INPUT MATERIAL:
--- start ---
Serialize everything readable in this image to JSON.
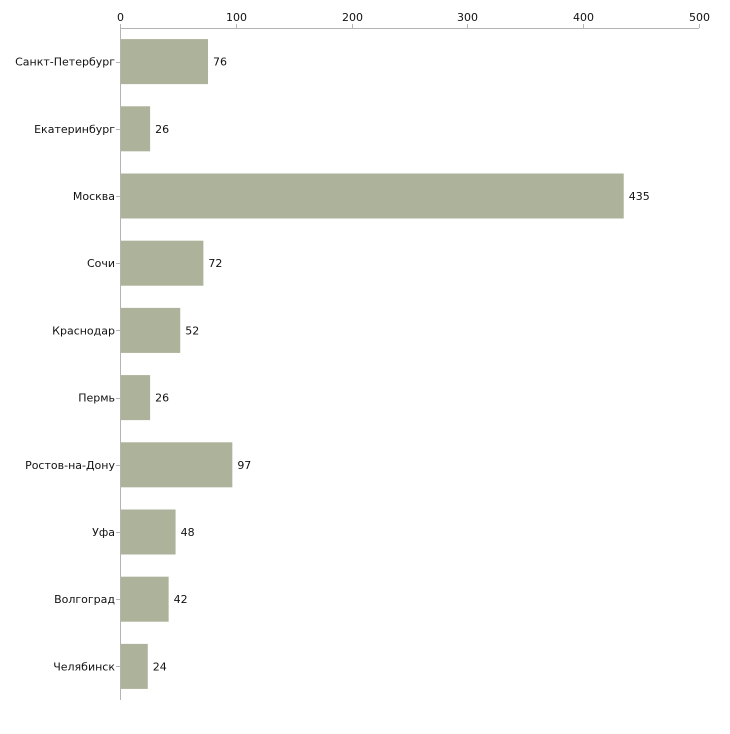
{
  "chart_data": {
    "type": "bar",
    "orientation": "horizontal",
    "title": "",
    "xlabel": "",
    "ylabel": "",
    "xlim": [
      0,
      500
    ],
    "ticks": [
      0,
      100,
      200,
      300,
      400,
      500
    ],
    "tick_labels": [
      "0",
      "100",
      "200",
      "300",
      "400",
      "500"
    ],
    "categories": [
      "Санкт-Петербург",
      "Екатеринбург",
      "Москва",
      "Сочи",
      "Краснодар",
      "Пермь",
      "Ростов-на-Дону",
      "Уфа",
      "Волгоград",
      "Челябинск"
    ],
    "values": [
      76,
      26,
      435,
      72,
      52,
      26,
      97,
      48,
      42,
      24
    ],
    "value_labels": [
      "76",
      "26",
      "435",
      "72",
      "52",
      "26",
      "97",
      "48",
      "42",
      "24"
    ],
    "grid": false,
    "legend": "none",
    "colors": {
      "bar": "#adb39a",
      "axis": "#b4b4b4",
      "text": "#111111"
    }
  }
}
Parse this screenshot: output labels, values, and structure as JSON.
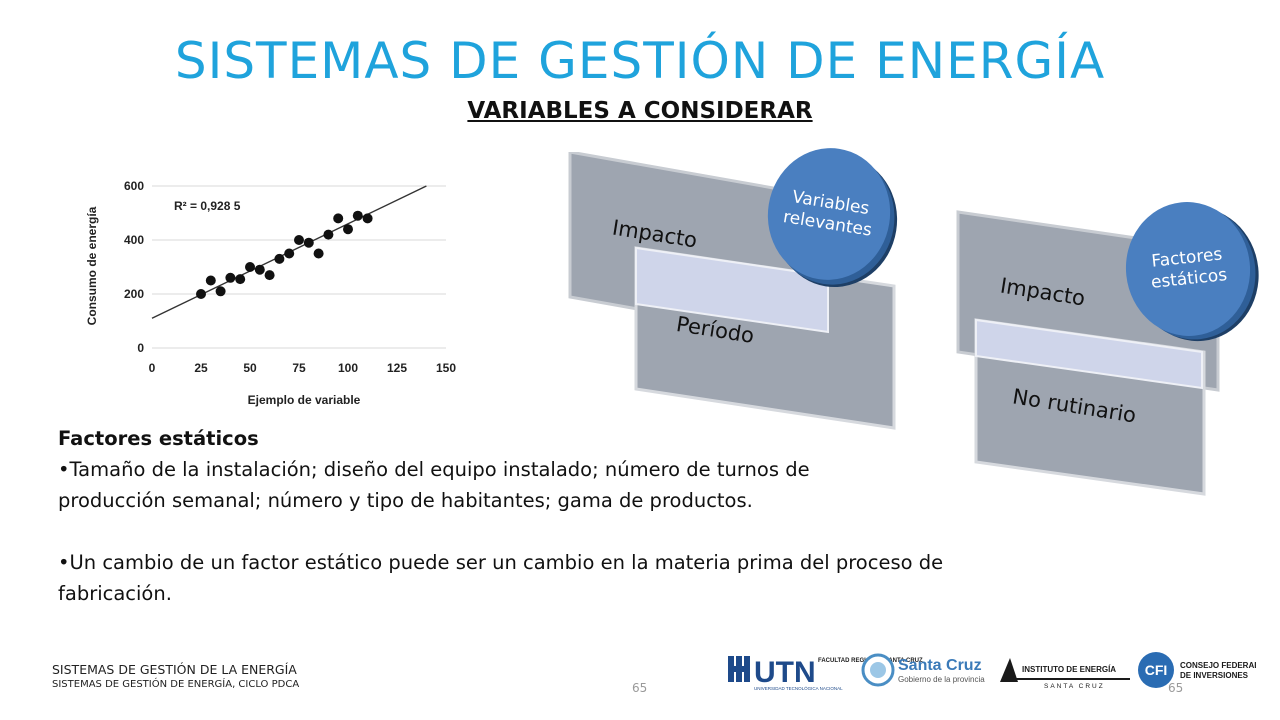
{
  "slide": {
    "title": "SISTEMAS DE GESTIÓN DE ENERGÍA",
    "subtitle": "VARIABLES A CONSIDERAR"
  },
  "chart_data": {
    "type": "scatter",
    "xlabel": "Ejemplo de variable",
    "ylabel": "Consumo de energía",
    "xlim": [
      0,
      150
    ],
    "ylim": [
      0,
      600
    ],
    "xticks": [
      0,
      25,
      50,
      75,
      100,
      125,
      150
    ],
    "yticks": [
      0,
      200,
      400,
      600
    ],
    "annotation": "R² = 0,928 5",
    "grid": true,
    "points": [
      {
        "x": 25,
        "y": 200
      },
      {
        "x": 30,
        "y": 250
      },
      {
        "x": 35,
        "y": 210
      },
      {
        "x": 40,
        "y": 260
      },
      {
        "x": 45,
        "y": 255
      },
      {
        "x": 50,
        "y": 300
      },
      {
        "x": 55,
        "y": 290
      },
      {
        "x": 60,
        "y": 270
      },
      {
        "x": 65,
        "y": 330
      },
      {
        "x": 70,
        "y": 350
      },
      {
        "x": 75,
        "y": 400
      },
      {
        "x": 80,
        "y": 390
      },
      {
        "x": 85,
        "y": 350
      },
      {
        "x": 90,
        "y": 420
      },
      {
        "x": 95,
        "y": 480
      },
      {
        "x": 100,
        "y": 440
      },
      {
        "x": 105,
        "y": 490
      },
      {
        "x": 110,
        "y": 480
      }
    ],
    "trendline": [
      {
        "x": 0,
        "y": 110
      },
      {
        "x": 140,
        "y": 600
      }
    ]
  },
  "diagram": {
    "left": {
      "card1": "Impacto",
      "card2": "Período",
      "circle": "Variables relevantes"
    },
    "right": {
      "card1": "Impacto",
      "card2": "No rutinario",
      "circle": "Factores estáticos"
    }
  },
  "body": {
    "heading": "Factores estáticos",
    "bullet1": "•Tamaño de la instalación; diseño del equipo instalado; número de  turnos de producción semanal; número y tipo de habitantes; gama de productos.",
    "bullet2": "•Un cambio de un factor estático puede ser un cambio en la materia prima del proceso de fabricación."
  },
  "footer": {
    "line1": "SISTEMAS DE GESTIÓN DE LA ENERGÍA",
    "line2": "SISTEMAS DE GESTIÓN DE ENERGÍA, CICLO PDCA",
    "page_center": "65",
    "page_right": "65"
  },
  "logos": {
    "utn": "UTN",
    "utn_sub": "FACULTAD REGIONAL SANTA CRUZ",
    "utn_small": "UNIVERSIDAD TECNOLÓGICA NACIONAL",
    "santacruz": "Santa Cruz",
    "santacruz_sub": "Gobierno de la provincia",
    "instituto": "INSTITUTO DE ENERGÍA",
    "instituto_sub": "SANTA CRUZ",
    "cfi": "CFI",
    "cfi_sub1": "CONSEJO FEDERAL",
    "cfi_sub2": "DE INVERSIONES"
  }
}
--- end ---
REQUIREMENTS: Using the listing above, work out how many of its lines include "estáticos", and give only the result.

WRITTEN RESPONSE: 2